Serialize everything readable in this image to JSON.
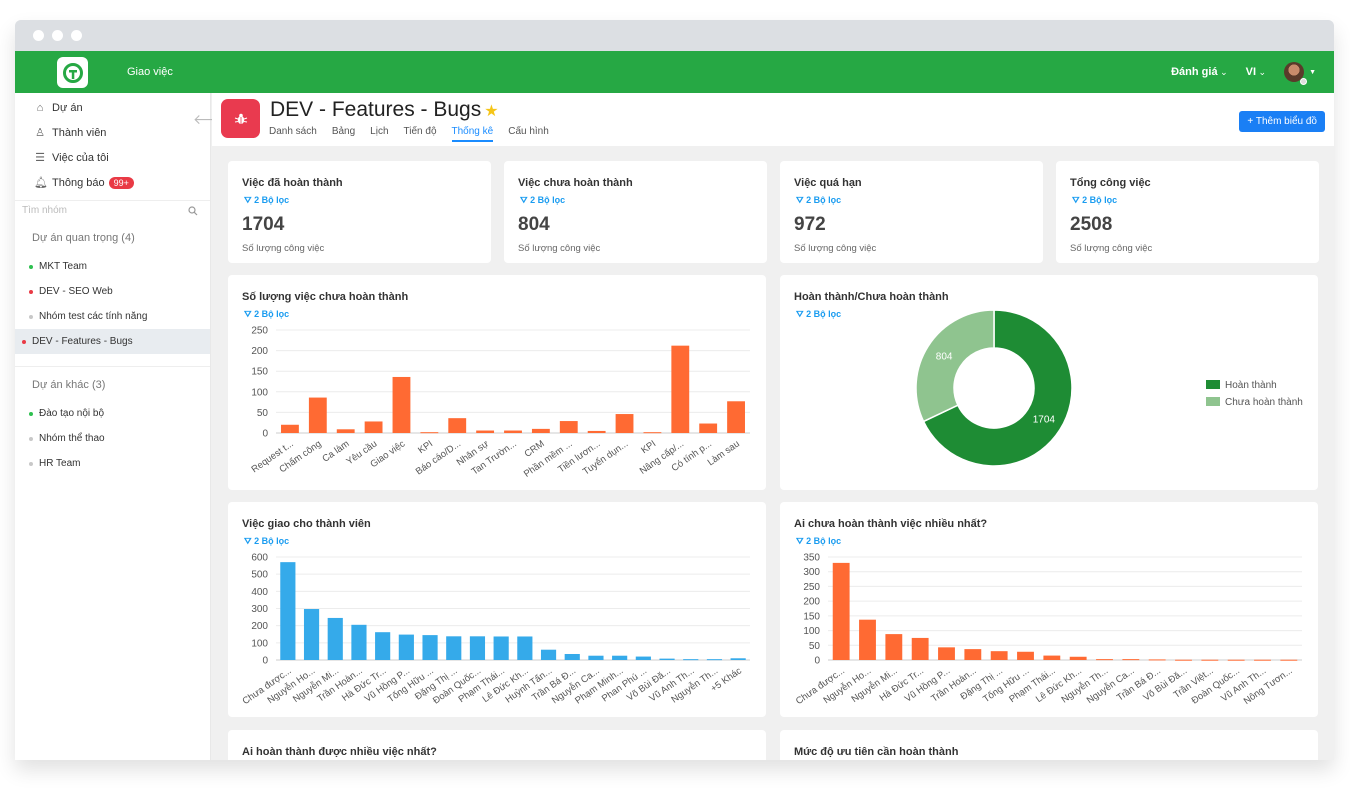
{
  "window": {
    "controls": [
      "close",
      "minimize",
      "maximize"
    ]
  },
  "topbar": {
    "logo_icon": "app-logo-icon",
    "nav_label": "Giao việc",
    "rating_label": "Đánh giá",
    "lang_label": "VI",
    "avatar_icon": "user-avatar"
  },
  "sidebar": {
    "nav": [
      {
        "label": "Dự án",
        "icon": "home-icon"
      },
      {
        "label": "Thành viên",
        "icon": "user-icon"
      },
      {
        "label": "Việc của tôi",
        "icon": "list-icon"
      },
      {
        "label": "Thông báo",
        "icon": "bell-icon",
        "badge": "99+"
      }
    ],
    "search_placeholder": "Tìm nhóm",
    "groups": [
      {
        "title": "Dự án quan trọng (4)",
        "projects": [
          {
            "name": "MKT Team",
            "color": "#2ec04f"
          },
          {
            "name": "DEV - SEO Web",
            "color": "#e93a45"
          },
          {
            "name": "Nhóm test các tính năng",
            "color": "#c8c8c8"
          },
          {
            "name": "DEV - Features - Bugs",
            "color": "#e93a45",
            "active": true
          }
        ]
      },
      {
        "title": "Dự án khác (3)",
        "projects": [
          {
            "name": "Đào tạo nội bộ",
            "color": "#2ec04f"
          },
          {
            "name": "Nhóm thể thao",
            "color": "#c8c8c8"
          },
          {
            "name": "HR Team",
            "color": "#c8c8c8"
          }
        ]
      }
    ]
  },
  "project": {
    "title": "DEV - Features - Bugs",
    "icon": "bug-icon",
    "starred": true,
    "tabs": [
      "Danh sách",
      "Bảng",
      "Lịch",
      "Tiến độ",
      "Thống kê",
      "Cấu hình"
    ],
    "active_tab": "Thống kê",
    "add_chart_label": "+ Thêm biểu đồ"
  },
  "filter_label": "2 Bộ lọc",
  "kpis": [
    {
      "title": "Việc đã hoàn thành",
      "value": "1704",
      "sub": "Số lượng công việc"
    },
    {
      "title": "Việc chưa hoàn thành",
      "value": "804",
      "sub": "Số lượng công việc"
    },
    {
      "title": "Việc quá hạn",
      "value": "972",
      "sub": "Số lượng công việc"
    },
    {
      "title": "Tổng công việc",
      "value": "2508",
      "sub": "Số lượng công việc"
    }
  ],
  "chart_data": [
    {
      "type": "bar",
      "title": "Số lượng việc chưa hoàn thành",
      "color": "#ff6a33",
      "categories": [
        "Request t...",
        "Chấm công",
        "Ca làm",
        "Yêu cầu",
        "Giao việc",
        "KPI",
        "Báo cáo/D...",
        "Nhân sự",
        "Tan Trườn...",
        "CRM",
        "Phần mềm ...",
        "Tiền lươn...",
        "Tuyển dụn...",
        "KPI",
        "Nâng cấp/...",
        "Có tính p...",
        "Làm sau"
      ],
      "values": [
        20,
        86,
        9,
        28,
        136,
        2,
        36,
        6,
        6,
        10,
        29,
        5,
        46,
        2,
        212,
        23,
        77
      ],
      "ylim": [
        0,
        250
      ],
      "yticks": [
        0,
        50,
        100,
        150,
        200,
        250
      ]
    },
    {
      "type": "pie",
      "title": "Hoàn thành/Chưa hoàn thành",
      "donut": true,
      "slices": [
        {
          "label": "Hoàn thành",
          "value": 1704,
          "color": "#1e8c34"
        },
        {
          "label": "Chưa hoàn thành",
          "value": 804,
          "color": "#8fc48f"
        }
      ],
      "legend": "right"
    },
    {
      "type": "bar",
      "title": "Việc giao cho thành viên",
      "color": "#35aaea",
      "categories": [
        "Chưa được...",
        "Nguyễn Ho...",
        "Nguyễn Mi...",
        "Trần Hoàn...",
        "Hà Đức Tr...",
        "Vũ Hồng P...",
        "Tống Hữu ...",
        "Đặng Thị ...",
        "Đoàn Quốc...",
        "Phạm Thái...",
        "Lê Đức Kh...",
        "Huỳnh Tấn...",
        "Trần Bá Đ...",
        "Nguyễn Ca...",
        "Phạm Minh...",
        "Phan Phú ...",
        "Võ Bùi Đă...",
        "Vũ Anh Th...",
        "Nguyễn Th...",
        "+5 Khác"
      ],
      "values": [
        570,
        297,
        245,
        205,
        162,
        148,
        145,
        138,
        138,
        137,
        137,
        60,
        35,
        25,
        25,
        20,
        8,
        5,
        5,
        10
      ],
      "ylim": [
        0,
        600
      ],
      "yticks": [
        0,
        100,
        200,
        300,
        400,
        500,
        600
      ]
    },
    {
      "type": "bar",
      "title": "Ai chưa hoàn thành việc nhiều nhất?",
      "color": "#ff6a33",
      "categories": [
        "Chưa được...",
        "Nguyễn Ho...",
        "Nguyễn Mi...",
        "Hà Đức Tr...",
        "Vũ Hồng P...",
        "Trần Hoàn...",
        "Đặng Thị ...",
        "Tống Hữu ...",
        "Phạm Thái...",
        "Lê Đức Kh...",
        "Nguyễn Th...",
        "Nguyễn Ca...",
        "Trần Bá Đ...",
        "Võ Bùi Đă...",
        "Trần Việt...",
        "Đoàn Quốc...",
        "Vũ Anh Th...",
        "Nông Tươn..."
      ],
      "values": [
        330,
        137,
        88,
        75,
        43,
        37,
        30,
        28,
        15,
        11,
        3,
        3,
        2,
        1,
        1,
        1,
        1,
        1
      ],
      "ylim": [
        0,
        350
      ],
      "yticks": [
        0,
        50,
        100,
        150,
        200,
        250,
        300,
        350
      ]
    }
  ],
  "bottom_cards": [
    "Ai hoàn thành được nhiều việc nhất?",
    "Mức độ ưu tiên cần hoàn thành"
  ]
}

## Requirements
Repeat the listing above exactly, with no pictures.

## The answer
Serialize everything readable in this image to JSON.
{
  "window": {
    "controls": [
      "close",
      "minimize",
      "maximize"
    ]
  },
  "topbar": {
    "logo_icon": "app-logo-icon",
    "nav_label": "Giao việc",
    "rating_label": "Đánh giá",
    "lang_label": "VI",
    "avatar_icon": "user-avatar"
  },
  "sidebar": {
    "nav": [
      {
        "label": "Dự án",
        "icon": "home-icon"
      },
      {
        "label": "Thành viên",
        "icon": "user-icon"
      },
      {
        "label": "Việc của tôi",
        "icon": "list-icon"
      },
      {
        "label": "Thông báo",
        "icon": "bell-icon",
        "badge": "99+"
      }
    ],
    "search_placeholder": "Tìm nhóm",
    "groups": [
      {
        "title": "Dự án quan trọng (4)",
        "projects": [
          {
            "name": "MKT Team",
            "color": "#2ec04f"
          },
          {
            "name": "DEV - SEO Web",
            "color": "#e93a45"
          },
          {
            "name": "Nhóm test các tính năng",
            "color": "#c8c8c8"
          },
          {
            "name": "DEV - Features - Bugs",
            "color": "#e93a45",
            "active": true
          }
        ]
      },
      {
        "title": "Dự án khác (3)",
        "projects": [
          {
            "name": "Đào tạo nội bộ",
            "color": "#2ec04f"
          },
          {
            "name": "Nhóm thể thao",
            "color": "#c8c8c8"
          },
          {
            "name": "HR Team",
            "color": "#c8c8c8"
          }
        ]
      }
    ]
  },
  "project": {
    "title": "DEV - Features - Bugs",
    "icon": "bug-icon",
    "starred": true,
    "tabs": [
      "Danh sách",
      "Bảng",
      "Lịch",
      "Tiến độ",
      "Thống kê",
      "Cấu hình"
    ],
    "active_tab": "Thống kê",
    "add_chart_label": "+ Thêm biểu đồ"
  },
  "filter_label": "2 Bộ lọc",
  "kpis": [
    {
      "title": "Việc đã hoàn thành",
      "value": "1704",
      "sub": "Số lượng công việc"
    },
    {
      "title": "Việc chưa hoàn thành",
      "value": "804",
      "sub": "Số lượng công việc"
    },
    {
      "title": "Việc quá hạn",
      "value": "972",
      "sub": "Số lượng công việc"
    },
    {
      "title": "Tổng công việc",
      "value": "2508",
      "sub": "Số lượng công việc"
    }
  ],
  "chart_data": [
    {
      "type": "bar",
      "title": "Số lượng việc chưa hoàn thành",
      "color": "#ff6a33",
      "categories": [
        "Request t...",
        "Chấm công",
        "Ca làm",
        "Yêu cầu",
        "Giao việc",
        "KPI",
        "Báo cáo/D...",
        "Nhân sự",
        "Tan Trườn...",
        "CRM",
        "Phần mềm ...",
        "Tiền lươn...",
        "Tuyển dụn...",
        "KPI",
        "Nâng cấp/...",
        "Có tính p...",
        "Làm sau"
      ],
      "values": [
        20,
        86,
        9,
        28,
        136,
        2,
        36,
        6,
        6,
        10,
        29,
        5,
        46,
        2,
        212,
        23,
        77
      ],
      "ylim": [
        0,
        250
      ],
      "yticks": [
        0,
        50,
        100,
        150,
        200,
        250
      ]
    },
    {
      "type": "pie",
      "title": "Hoàn thành/Chưa hoàn thành",
      "donut": true,
      "slices": [
        {
          "label": "Hoàn thành",
          "value": 1704,
          "color": "#1e8c34"
        },
        {
          "label": "Chưa hoàn thành",
          "value": 804,
          "color": "#8fc48f"
        }
      ],
      "legend": "right"
    },
    {
      "type": "bar",
      "title": "Việc giao cho thành viên",
      "color": "#35aaea",
      "categories": [
        "Chưa được...",
        "Nguyễn Ho...",
        "Nguyễn Mi...",
        "Trần Hoàn...",
        "Hà Đức Tr...",
        "Vũ Hồng P...",
        "Tống Hữu ...",
        "Đặng Thị ...",
        "Đoàn Quốc...",
        "Phạm Thái...",
        "Lê Đức Kh...",
        "Huỳnh Tấn...",
        "Trần Bá Đ...",
        "Nguyễn Ca...",
        "Phạm Minh...",
        "Phan Phú ...",
        "Võ Bùi Đă...",
        "Vũ Anh Th...",
        "Nguyễn Th...",
        "+5 Khác"
      ],
      "values": [
        570,
        297,
        245,
        205,
        162,
        148,
        145,
        138,
        138,
        137,
        137,
        60,
        35,
        25,
        25,
        20,
        8,
        5,
        5,
        10
      ],
      "ylim": [
        0,
        600
      ],
      "yticks": [
        0,
        100,
        200,
        300,
        400,
        500,
        600
      ]
    },
    {
      "type": "bar",
      "title": "Ai chưa hoàn thành việc nhiều nhất?",
      "color": "#ff6a33",
      "categories": [
        "Chưa được...",
        "Nguyễn Ho...",
        "Nguyễn Mi...",
        "Hà Đức Tr...",
        "Vũ Hồng P...",
        "Trần Hoàn...",
        "Đặng Thị ...",
        "Tống Hữu ...",
        "Phạm Thái...",
        "Lê Đức Kh...",
        "Nguyễn Th...",
        "Nguyễn Ca...",
        "Trần Bá Đ...",
        "Võ Bùi Đă...",
        "Trần Việt...",
        "Đoàn Quốc...",
        "Vũ Anh Th...",
        "Nông Tươn..."
      ],
      "values": [
        330,
        137,
        88,
        75,
        43,
        37,
        30,
        28,
        15,
        11,
        3,
        3,
        2,
        1,
        1,
        1,
        1,
        1
      ],
      "ylim": [
        0,
        350
      ],
      "yticks": [
        0,
        50,
        100,
        150,
        200,
        250,
        300,
        350
      ]
    }
  ],
  "bottom_cards": [
    "Ai hoàn thành được nhiều việc nhất?",
    "Mức độ ưu tiên cần hoàn thành"
  ]
}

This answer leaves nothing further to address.